Horvath:Keine Angst vor den Toten

'Kasimir und Karoline' Thalia Theater

Unter einem Weihnachtsschmuck des Horrors begegnen sich die Gestrandeten aus zwei Horváth-Stücken.

(Foto: Krafft Angerer)

Im Hamburger Thalia Theater glückt es auf magische Weise: Zwei Depressionsstücke von Ödön von Horvath werden zusammengeführt an einem Abend.

# Aufgabe 1
In welchem Theater werden laut dem Textauszug zwei Stücke von Ödön von Horvath an einem Abend zusammengeführt?
Textauszug und Einträge haben nichts miteinander zu tun.

# Einträge aus einer Datensammlung

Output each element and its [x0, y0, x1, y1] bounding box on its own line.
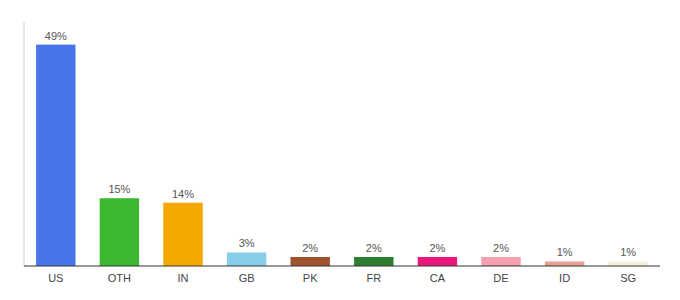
bar [608, 261, 647, 266]
bar [36, 45, 75, 266]
x-tick-label: FR [366, 272, 381, 284]
data-label: 1% [557, 246, 573, 258]
data-label: 2% [493, 242, 509, 254]
bar [100, 198, 139, 266]
bar [481, 257, 520, 266]
x-tick-label: CA [430, 272, 446, 284]
data-label: 2% [429, 242, 445, 254]
x-axis-line [24, 266, 660, 267]
bar [545, 261, 584, 266]
chart-container: US OTH IN GB PK FR CA DE ID SG 49% 15% 14% 3% 2% 2% 2% 2%… [0, 0, 680, 300]
chart-svg: US OTH IN GB PK FR CA DE ID SG 49% 15% 14% 3% 2% 2% 2% 2%… [0, 0, 680, 300]
data-label: 49% [45, 30, 67, 42]
data-label: 2% [302, 242, 318, 254]
data-label: 2% [366, 242, 382, 254]
bar [227, 252, 266, 266]
data-label: 15% [108, 183, 130, 195]
x-tick-label: PK [303, 272, 318, 284]
x-tick-label: ID [559, 272, 570, 284]
bar [163, 203, 202, 266]
x-tick-label: OTH [108, 272, 131, 284]
bar [354, 257, 393, 266]
y-axis-line [24, 22, 25, 266]
x-tick-label: IN [178, 272, 189, 284]
bar [418, 257, 457, 266]
bars [36, 45, 648, 266]
x-tick-label: SG [620, 272, 636, 284]
x-tick-label: GB [239, 272, 255, 284]
data-label: 14% [172, 188, 194, 200]
x-tick-label: US [48, 272, 63, 284]
x-tick-label: DE [493, 272, 508, 284]
data-label: 1% [620, 246, 636, 258]
data-label: 3% [239, 237, 255, 249]
bar [290, 257, 329, 266]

# Aufgabe 2
Nenne jede Zeile der Einträge, in der die Zeichenfolge „line“ vorkommt. Groß- und Kleinschreibung ist dabei zu beachten.

# Antwort 1
Im Hamburger Thalia Theater.

# Antwort 2
Output each element and its [x0, y0, x1, y1] bounding box on its own line.
x-axis-line [24, 266, 660, 267]
y-axis-line [24, 22, 25, 266]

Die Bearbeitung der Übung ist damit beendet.